Make an exact copy of the entries below.

# # # # # # #

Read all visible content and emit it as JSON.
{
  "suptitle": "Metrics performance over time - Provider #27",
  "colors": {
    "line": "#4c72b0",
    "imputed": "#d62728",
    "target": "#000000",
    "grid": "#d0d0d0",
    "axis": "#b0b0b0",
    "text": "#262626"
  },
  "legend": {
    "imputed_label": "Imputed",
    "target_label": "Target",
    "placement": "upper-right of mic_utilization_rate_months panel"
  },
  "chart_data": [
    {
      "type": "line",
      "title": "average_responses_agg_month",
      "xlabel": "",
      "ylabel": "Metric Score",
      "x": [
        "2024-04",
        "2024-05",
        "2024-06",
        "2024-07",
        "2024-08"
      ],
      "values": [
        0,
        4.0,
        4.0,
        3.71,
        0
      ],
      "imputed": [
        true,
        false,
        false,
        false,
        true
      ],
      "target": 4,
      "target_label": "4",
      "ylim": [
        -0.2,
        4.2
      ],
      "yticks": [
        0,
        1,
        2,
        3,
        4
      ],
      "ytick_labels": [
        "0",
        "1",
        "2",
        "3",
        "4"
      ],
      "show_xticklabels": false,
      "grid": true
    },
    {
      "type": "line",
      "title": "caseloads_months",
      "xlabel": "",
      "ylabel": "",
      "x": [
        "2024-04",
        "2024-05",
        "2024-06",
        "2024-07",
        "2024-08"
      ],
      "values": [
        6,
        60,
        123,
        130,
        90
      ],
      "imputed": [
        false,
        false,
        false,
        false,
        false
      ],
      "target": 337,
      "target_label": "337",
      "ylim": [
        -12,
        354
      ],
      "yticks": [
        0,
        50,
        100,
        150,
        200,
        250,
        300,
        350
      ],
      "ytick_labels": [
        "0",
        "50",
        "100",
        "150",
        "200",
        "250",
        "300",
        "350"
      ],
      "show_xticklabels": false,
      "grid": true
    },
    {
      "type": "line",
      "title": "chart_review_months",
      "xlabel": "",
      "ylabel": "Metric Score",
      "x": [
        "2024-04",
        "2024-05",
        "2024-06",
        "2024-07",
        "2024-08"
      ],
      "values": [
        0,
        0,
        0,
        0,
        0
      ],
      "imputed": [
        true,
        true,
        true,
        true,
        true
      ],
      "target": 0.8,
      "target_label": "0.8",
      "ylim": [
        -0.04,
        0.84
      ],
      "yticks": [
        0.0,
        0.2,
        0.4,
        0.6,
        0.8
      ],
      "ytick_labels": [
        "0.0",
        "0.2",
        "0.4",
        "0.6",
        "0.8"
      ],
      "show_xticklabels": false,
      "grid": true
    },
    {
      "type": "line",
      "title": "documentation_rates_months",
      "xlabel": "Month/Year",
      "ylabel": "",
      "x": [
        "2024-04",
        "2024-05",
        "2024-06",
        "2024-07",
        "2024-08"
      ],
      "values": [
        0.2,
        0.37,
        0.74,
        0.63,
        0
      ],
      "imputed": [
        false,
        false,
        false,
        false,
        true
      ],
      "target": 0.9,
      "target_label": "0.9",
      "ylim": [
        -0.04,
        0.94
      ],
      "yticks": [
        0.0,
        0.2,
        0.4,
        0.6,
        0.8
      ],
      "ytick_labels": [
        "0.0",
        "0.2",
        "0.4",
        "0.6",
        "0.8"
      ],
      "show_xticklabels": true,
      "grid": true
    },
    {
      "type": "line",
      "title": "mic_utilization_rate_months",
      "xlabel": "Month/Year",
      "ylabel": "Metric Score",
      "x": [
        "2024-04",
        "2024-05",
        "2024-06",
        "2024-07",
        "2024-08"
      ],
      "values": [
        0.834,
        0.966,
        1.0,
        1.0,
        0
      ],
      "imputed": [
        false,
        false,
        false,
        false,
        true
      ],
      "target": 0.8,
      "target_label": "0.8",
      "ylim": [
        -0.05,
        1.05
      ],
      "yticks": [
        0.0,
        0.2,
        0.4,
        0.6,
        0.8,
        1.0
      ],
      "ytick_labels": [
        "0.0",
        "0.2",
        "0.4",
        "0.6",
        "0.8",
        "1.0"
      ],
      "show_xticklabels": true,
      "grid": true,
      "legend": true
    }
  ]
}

# # # # # # #

§ THE RESULT
Read all visible content and emit it as JSON.
{
  "suptitle": "Metrics performance over time - Provider #27",
  "colors": {
    "line": "#4c72b0",
    "imputed": "#d62728",
    "target": "#000000",
    "grid": "#d0d0d0",
    "axis": "#b0b0b0",
    "text": "#262626"
  },
  "legend": {
    "imputed_label": "Imputed",
    "target_label": "Target",
    "placement": "upper-right of mic_utilization_rate_months panel"
  },
  "chart_data": [
    {
      "type": "line",
      "title": "average_responses_agg_month",
      "xlabel": "",
      "ylabel": "Metric Score",
      "x": [
        "2024-04",
        "2024-05",
        "2024-06",
        "2024-07",
        "2024-08"
      ],
      "values": [
        0,
        4.0,
        4.0,
        3.71,
        0
      ],
      "imputed": [
        true,
        false,
        false,
        false,
        true
      ],
      "target": 4,
      "target_label": "4",
      "ylim": [
        -0.2,
        4.2
      ],
      "yticks": [
        0,
        1,
        2,
        3,
        4
      ],
      "ytick_labels": [
        "0",
        "1",
        "2",
        "3",
        "4"
      ],
      "show_xticklabels": false,
      "grid": true
    },
    {
      "type": "line",
      "title": "caseloads_months",
      "xlabel": "",
      "ylabel": "",
      "x": [
        "2024-04",
        "2024-05",
        "2024-06",
        "2024-07",
        "2024-08"
      ],
      "values": [
        6,
        60,
        123,
        130,
        90
      ],
      "imputed": [
        false,
        false,
        false,
        false,
        false
      ],
      "target": 337,
      "target_label": "337",
      "ylim": [
        -12,
        354
      ],
      "yticks": [
        0,
        50,
        100,
        150,
        200,
        250,
        300,
        350
      ],
      "ytick_labels": [
        "0",
        "50",
        "100",
        "150",
        "200",
        "250",
        "300",
        "350"
      ],
      "show_xticklabels": false,
      "grid": true
    },
    {
      "type": "line",
      "title": "chart_review_months",
      "xlabel": "",
      "ylabel": "Metric Score",
      "x": [
        "2024-04",
        "2024-05",
        "2024-06",
        "2024-07",
        "2024-08"
      ],
      "values": [
        0,
        0,
        0,
        0,
        0
      ],
      "imputed": [
        true,
        true,
        true,
        true,
        true
      ],
      "target": 0.8,
      "target_label": "0.8",
      "ylim": [
        -0.04,
        0.84
      ],
      "yticks": [
        0.0,
        0.2,
        0.4,
        0.6,
        0.8
      ],
      "ytick_labels": [
        "0.0",
        "0.2",
        "0.4",
        "0.6",
        "0.8"
      ],
      "show_xticklabels": false,
      "grid": true
    },
    {
      "type": "line",
      "title": "documentation_rates_months",
      "xlabel": "Month/Year",
      "ylabel": "",
      "x": [
        "2024-04",
        "2024-05",
        "2024-06",
        "2024-07",
        "2024-08"
      ],
      "values": [
        0.2,
        0.37,
        0.74,
        0.63,
        0
      ],
      "imputed": [
        false,
        false,
        false,
        false,
        true
      ],
      "target": 0.9,
      "target_label": "0.9",
      "ylim": [
        -0.04,
        0.94
      ],
      "yticks": [
        0.0,
        0.2,
        0.4,
        0.6,
        0.8
      ],
      "ytick_labels": [
        "0.0",
        "0.2",
        "0.4",
        "0.6",
        "0.8"
      ],
      "show_xticklabels": true,
      "grid": true
    },
    {
      "type": "line",
      "title": "mic_utilization_rate_months",
      "xlabel": "Month/Year",
      "ylabel": "Metric Score",
      "x": [
        "2024-04",
        "2024-05",
        "2024-06",
        "2024-07",
        "2024-08"
      ],
      "values": [
        0.834,
        0.966,
        1.0,
        1.0,
        0
      ],
      "imputed": [
        false,
        false,
        false,
        false,
        true
      ],
      "target": 0.8,
      "target_label": "0.8",
      "ylim": [
        -0.05,
        1.05
      ],
      "yticks": [
        0.0,
        0.2,
        0.4,
        0.6,
        0.8,
        1.0
      ],
      "ytick_labels": [
        "0.0",
        "0.2",
        "0.4",
        "0.6",
        "0.8",
        "1.0"
      ],
      "show_xticklabels": true,
      "grid": true,
      "legend": true
    }
  ]
}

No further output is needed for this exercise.